The task »
Report each line of the data that includes the word "right".

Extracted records
• • • • • • •
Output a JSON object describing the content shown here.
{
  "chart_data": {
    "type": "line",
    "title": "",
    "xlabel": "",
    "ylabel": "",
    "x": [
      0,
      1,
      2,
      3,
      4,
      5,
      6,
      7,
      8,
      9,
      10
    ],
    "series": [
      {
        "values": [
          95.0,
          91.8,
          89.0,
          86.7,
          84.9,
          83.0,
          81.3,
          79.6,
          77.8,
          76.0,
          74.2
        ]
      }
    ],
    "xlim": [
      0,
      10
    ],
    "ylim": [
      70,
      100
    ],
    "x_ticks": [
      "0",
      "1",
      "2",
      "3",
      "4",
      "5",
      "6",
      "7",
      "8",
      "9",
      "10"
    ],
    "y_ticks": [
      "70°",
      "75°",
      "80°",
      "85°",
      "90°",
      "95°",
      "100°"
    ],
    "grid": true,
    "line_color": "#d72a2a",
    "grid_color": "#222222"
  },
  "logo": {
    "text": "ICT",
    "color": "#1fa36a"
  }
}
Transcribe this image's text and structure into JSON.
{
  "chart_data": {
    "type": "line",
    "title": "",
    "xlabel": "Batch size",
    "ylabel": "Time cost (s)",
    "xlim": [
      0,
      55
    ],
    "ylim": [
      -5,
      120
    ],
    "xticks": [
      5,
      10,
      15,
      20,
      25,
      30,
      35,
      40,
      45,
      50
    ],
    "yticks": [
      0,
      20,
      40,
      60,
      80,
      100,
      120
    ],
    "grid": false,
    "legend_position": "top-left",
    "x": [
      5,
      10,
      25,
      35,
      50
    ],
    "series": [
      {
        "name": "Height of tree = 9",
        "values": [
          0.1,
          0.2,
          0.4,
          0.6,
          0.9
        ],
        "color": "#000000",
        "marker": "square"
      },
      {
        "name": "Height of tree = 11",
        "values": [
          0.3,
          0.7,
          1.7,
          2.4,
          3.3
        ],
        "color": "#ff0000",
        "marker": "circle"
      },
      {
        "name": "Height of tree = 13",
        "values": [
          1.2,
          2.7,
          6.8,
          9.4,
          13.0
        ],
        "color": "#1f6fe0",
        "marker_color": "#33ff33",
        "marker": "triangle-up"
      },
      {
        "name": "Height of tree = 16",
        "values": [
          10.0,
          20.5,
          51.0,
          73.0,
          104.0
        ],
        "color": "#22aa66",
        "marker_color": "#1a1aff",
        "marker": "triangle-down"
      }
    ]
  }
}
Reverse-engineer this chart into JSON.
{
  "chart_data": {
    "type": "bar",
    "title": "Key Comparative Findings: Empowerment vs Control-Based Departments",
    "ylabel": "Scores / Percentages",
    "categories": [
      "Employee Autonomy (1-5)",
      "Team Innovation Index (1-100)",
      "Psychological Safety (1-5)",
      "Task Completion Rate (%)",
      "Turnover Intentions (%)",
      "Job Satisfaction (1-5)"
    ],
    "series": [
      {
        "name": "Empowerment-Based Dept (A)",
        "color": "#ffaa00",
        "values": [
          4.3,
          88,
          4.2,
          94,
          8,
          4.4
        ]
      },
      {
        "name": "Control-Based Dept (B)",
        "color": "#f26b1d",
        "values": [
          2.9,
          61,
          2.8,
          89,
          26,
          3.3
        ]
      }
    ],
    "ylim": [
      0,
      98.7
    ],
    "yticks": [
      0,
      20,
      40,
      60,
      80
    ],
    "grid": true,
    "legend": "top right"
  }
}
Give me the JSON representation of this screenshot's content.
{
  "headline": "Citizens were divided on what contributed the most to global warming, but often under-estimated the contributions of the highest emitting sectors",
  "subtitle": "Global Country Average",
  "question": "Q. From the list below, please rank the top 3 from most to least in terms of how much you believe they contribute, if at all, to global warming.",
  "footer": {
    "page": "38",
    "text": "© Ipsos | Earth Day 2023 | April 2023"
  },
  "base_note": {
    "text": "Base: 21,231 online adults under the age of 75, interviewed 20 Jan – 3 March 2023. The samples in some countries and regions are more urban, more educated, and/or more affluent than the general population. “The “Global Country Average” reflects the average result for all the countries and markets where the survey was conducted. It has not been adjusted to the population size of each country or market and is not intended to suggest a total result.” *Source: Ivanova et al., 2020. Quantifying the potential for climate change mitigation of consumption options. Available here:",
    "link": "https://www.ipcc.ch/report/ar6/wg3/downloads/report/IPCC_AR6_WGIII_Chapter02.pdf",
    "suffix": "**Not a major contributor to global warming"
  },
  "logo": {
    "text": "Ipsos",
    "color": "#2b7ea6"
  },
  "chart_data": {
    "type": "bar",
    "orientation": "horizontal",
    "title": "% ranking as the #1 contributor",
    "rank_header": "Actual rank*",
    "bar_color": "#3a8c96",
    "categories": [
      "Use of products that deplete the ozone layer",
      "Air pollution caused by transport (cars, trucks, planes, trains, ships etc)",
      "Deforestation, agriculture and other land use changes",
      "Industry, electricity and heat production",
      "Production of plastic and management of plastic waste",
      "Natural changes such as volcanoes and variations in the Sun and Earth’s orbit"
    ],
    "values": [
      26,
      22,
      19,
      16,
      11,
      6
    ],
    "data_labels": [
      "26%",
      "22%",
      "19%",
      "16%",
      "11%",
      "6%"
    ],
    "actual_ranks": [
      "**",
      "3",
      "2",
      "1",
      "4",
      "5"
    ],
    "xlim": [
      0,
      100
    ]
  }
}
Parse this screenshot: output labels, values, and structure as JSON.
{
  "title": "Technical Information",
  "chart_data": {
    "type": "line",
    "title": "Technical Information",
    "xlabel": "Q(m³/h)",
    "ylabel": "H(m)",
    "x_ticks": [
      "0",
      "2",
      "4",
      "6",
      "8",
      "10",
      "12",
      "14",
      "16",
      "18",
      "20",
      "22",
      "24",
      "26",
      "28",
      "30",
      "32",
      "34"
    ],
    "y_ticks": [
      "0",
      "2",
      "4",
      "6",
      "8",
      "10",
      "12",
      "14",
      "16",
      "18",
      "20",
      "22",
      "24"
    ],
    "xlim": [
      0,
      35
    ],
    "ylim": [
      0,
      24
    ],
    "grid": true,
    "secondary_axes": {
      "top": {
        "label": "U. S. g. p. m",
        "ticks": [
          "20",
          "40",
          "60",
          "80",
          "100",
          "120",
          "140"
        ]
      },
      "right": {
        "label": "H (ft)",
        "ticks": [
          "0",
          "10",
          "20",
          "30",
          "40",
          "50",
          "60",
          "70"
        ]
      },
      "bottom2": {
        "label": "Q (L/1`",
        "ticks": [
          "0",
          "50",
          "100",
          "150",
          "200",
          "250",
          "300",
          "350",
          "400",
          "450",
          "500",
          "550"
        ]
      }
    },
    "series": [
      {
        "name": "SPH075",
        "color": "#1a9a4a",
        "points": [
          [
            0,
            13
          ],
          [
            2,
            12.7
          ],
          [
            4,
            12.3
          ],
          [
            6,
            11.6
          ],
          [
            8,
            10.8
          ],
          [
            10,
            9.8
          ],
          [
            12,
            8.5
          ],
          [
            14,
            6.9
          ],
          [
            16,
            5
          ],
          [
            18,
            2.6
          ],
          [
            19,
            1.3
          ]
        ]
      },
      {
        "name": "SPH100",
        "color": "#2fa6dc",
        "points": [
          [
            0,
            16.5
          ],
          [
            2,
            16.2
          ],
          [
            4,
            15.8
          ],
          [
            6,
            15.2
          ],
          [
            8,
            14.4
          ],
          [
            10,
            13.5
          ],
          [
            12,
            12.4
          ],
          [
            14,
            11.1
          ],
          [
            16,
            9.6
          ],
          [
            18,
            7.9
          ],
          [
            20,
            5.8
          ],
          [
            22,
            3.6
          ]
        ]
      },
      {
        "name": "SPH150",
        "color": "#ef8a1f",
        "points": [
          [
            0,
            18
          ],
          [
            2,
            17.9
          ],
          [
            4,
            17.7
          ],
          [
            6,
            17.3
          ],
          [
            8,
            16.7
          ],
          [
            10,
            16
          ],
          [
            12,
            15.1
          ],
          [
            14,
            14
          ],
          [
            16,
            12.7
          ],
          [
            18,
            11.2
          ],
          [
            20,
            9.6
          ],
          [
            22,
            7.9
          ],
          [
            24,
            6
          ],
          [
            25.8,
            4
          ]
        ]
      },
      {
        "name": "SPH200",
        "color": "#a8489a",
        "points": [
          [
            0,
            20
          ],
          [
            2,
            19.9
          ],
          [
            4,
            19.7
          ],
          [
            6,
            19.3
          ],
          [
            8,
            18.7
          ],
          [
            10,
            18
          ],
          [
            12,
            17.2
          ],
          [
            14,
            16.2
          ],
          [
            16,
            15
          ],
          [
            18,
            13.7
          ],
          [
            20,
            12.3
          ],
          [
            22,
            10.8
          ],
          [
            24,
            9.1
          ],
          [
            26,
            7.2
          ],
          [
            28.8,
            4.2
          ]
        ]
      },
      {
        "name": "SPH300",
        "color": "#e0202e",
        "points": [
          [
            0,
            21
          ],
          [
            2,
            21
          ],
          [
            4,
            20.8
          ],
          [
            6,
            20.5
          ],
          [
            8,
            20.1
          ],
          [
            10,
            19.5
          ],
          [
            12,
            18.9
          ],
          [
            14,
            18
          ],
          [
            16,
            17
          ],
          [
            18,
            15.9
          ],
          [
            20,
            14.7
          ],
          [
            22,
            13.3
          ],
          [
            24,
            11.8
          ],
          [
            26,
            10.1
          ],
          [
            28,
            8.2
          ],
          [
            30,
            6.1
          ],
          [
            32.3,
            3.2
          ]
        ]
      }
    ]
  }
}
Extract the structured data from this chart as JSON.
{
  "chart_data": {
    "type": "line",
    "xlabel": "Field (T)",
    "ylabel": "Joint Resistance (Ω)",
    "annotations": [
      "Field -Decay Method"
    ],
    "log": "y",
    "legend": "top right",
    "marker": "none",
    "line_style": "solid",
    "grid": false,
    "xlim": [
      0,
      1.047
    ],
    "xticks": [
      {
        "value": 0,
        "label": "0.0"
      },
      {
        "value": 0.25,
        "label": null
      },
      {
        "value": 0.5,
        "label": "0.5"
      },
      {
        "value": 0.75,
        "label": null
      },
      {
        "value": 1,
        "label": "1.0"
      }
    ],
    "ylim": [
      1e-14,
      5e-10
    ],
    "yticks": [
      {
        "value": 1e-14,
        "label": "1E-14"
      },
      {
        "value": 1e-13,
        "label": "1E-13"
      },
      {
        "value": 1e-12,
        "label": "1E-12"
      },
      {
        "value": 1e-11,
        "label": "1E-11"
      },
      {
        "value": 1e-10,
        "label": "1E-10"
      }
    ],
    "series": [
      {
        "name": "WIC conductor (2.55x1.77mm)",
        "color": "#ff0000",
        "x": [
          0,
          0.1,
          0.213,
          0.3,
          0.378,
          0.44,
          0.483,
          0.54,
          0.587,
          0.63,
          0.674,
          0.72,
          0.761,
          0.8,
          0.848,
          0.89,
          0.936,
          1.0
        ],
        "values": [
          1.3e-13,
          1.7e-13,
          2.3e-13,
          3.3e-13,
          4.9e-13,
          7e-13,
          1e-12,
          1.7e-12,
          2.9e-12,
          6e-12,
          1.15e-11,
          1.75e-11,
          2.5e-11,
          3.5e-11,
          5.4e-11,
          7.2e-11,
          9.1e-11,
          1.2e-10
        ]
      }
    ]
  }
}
• • • • • • •
Solved exercise »
    "legend": "top right"
      "right": {
    "legend": "top right",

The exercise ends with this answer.